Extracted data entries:
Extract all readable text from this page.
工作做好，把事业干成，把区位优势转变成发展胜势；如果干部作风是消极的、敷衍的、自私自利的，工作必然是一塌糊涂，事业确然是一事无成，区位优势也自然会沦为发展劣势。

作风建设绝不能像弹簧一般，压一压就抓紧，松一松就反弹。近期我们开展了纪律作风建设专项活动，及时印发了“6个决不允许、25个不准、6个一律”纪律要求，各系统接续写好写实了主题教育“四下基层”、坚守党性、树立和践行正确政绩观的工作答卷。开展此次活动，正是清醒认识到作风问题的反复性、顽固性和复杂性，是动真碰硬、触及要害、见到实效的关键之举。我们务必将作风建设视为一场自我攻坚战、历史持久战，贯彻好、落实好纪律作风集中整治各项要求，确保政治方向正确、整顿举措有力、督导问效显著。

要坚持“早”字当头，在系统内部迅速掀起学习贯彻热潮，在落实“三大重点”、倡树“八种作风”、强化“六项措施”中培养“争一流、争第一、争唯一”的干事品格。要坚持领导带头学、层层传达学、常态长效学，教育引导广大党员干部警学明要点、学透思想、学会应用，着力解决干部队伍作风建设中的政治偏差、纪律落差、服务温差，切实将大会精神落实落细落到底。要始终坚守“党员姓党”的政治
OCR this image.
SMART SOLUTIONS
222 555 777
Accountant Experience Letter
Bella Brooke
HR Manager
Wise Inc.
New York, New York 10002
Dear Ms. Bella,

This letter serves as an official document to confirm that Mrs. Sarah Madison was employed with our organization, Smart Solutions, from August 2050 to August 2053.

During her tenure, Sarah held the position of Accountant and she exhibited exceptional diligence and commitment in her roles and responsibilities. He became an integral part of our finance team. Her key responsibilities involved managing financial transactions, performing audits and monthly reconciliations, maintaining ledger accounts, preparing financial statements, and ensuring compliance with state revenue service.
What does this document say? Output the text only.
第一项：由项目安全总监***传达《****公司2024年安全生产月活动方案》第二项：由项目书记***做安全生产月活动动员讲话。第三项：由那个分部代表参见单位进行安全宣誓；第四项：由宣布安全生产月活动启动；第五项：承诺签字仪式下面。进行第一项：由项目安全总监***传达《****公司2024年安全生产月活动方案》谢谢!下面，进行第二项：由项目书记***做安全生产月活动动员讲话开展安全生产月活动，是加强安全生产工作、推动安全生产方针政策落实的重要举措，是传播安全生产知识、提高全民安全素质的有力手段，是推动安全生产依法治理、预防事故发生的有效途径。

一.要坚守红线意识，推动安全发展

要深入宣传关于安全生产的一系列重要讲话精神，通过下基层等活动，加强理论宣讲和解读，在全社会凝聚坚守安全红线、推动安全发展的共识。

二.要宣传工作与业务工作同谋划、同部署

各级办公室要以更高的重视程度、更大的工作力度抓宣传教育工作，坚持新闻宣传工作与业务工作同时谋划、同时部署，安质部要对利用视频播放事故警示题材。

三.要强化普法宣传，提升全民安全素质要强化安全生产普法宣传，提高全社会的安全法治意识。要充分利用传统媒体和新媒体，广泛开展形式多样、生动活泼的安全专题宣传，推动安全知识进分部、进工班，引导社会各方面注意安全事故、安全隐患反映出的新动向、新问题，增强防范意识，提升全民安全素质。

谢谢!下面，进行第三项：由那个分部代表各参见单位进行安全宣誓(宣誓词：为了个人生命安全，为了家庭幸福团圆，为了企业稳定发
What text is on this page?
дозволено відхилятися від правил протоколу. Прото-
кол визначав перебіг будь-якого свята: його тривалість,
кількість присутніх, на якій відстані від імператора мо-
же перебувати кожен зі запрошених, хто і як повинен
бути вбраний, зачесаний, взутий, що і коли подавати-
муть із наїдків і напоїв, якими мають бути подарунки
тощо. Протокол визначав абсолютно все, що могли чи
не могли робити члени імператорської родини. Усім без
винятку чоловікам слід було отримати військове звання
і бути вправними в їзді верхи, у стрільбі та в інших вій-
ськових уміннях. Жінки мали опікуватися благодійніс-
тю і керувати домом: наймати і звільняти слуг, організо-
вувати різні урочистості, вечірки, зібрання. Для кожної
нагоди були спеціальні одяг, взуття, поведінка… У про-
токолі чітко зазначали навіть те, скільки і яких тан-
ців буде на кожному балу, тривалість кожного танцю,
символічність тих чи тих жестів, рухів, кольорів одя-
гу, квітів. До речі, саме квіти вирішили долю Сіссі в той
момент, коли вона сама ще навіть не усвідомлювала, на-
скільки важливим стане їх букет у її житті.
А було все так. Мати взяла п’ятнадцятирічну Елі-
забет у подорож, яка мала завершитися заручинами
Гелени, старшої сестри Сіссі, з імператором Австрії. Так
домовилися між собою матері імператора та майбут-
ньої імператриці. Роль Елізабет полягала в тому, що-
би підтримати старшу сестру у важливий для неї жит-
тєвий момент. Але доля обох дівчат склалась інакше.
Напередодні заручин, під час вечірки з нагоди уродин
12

Problem statement: Every line above should be written out again exactly as it stands.

Expected output:
Extract all readable text from this page.
工作做好，把事业干成，把区位优势转变成发展胜势；如果干部作风是消极的、敷衍的、自私自利的，工作必然是一塌糊涂，事业确然是一事无成，区位优势也自然会沦为发展劣势。

作风建设绝不能像弹簧一般，压一压就抓紧，松一松就反弹。近期我们开展了纪律作风建设专项活动，及时印发了“6个决不允许、25个不准、6个一律”纪律要求，各系统接续写好写实了主题教育“四下基层”、坚守党性、树立和践行正确政绩观的工作答卷。开展此次活动，正是清醒认识到作风问题的反复性、顽固性和复杂性，是动真碰硬、触及要害、见到实效的关键之举。我们务必将作风建设视为一场自我攻坚战、历史持久战，贯彻好、落实好纪律作风集中整治各项要求，确保政治方向正确、整顿举措有力、督导问效显著。

要坚持“早”字当头，在系统内部迅速掀起学习贯彻热潮，在落实“三大重点”、倡树“八种作风”、强化“六项措施”中培养“争一流、争第一、争唯一”的干事品格。要坚持领导带头学、层层传达学、常态长效学，教育引导广大党员干部警学明要点、学透思想、学会应用，着力解决干部队伍作风建设中的政治偏差、纪律落差、服务温差，切实将大会精神落实落细落到底。要始终坚守“党员姓党”的政治
OCR this image.
SMART SOLUTIONS
222 555 777
Accountant Experience Letter
Bella Brooke
HR Manager
Wise Inc.
New York, New York 10002
Dear Ms. Bella,

This letter serves as an official document to confirm that Mrs. Sarah Madison was employed with our organization, Smart Solutions, from August 2050 to August 2053.

During her tenure, Sarah held the position of Accountant and she exhibited exceptional diligence and commitment in her roles and responsibilities. He became an integral part of our finance team. Her key responsibilities involved managing financial transactions, performing audits and monthly reconciliations, maintaining ledger accounts, preparing financial statements, and ensuring compliance with state revenue service.
What does this document say? Output the text only.
第一项：由项目安全总监***传达《****公司2024年安全生产月活动方案》第二项：由项目书记***做安全生产月活动动员讲话。第三项：由那个分部代表参见单位进行安全宣誓；第四项：由宣布安全生产月活动启动；第五项：承诺签字仪式下面。进行第一项：由项目安全总监***传达《****公司2024年安全生产月活动方案》谢谢!下面，进行第二项：由项目书记***做安全生产月活动动员讲话开展安全生产月活动，是加强安全生产工作、推动安全生产方针政策落实的重要举措，是传播安全生产知识、提高全民安全素质的有力手段，是推动安全生产依法治理、预防事故发生的有效途径。

一.要坚守红线意识，推动安全发展

要深入宣传关于安全生产的一系列重要讲话精神，通过下基层等活动，加强理论宣讲和解读，在全社会凝聚坚守安全红线、推动安全发展的共识。

二.要宣传工作与业务工作同谋划、同部署

各级办公室要以更高的重视程度、更大的工作力度抓宣传教育工作，坚持新闻宣传工作与业务工作同时谋划、同时部署，安质部要对利用视频播放事故警示题材。

三.要强化普法宣传，提升全民安全素质要强化安全生产普法宣传，提高全社会的安全法治意识。要充分利用传统媒体和新媒体，广泛开展形式多样、生动活泼的安全专题宣传，推动安全知识进分部、进工班，引导社会各方面注意安全事故、安全隐患反映出的新动向、新问题，增强防范意识，提升全民安全素质。

谢谢!下面，进行第三项：由那个分部代表各参见单位进行安全宣誓(宣誓词：为了个人生命安全，为了家庭幸福团圆，为了企业稳定发
What text is on this page?
дозволено відхилятися від правил протоколу. Прото-
кол визначав перебіг будь-якого свята: його тривалість,
кількість присутніх, на якій відстані від імператора мо-
же перебувати кожен зі запрошених, хто і як повинен
бути вбраний, зачесаний, взутий, що і коли подавати-
муть із наїдків і напоїв, якими мають бути подарунки
тощо. Протокол визначав абсолютно все, що могли чи
не могли робити члени імператорської родини. Усім без
винятку чоловікам слід було отримати військове звання
і бути вправними в їзді верхи, у стрільбі та в інших вій-
ськових уміннях. Жінки мали опікуватися благодійніс-
тю і керувати домом: наймати і звільняти слуг, організо-
вувати різні урочистості, вечірки, зібрання. Для кожної
нагоди були спеціальні одяг, взуття, поведінка… У про-
токолі чітко зазначали навіть те, скільки і яких тан-
ців буде на кожному балу, тривалість кожного танцю,
символічність тих чи тих жестів, рухів, кольорів одя-
гу, квітів. До речі, саме квіти вирішили долю Сіссі в той
момент, коли вона сама ще навіть не усвідомлювала, на-
скільки важливим стане їх букет у її житті.
А було все так. Мати взяла п’ятнадцятирічну Елі-
забет у подорож, яка мала завершитися заручинами
Гелени, старшої сестри Сіссі, з імператором Австрії. Так
домовилися між собою матері імператора та майбут-
ньої імператриці. Роль Елізабет полягала в тому, що-
би підтримати старшу сестру у важливий для неї жит-
тєвий момент. Але доля обох дівчат склалась інакше.
Напередодні заручин, під час вечірки з нагоди уродин
12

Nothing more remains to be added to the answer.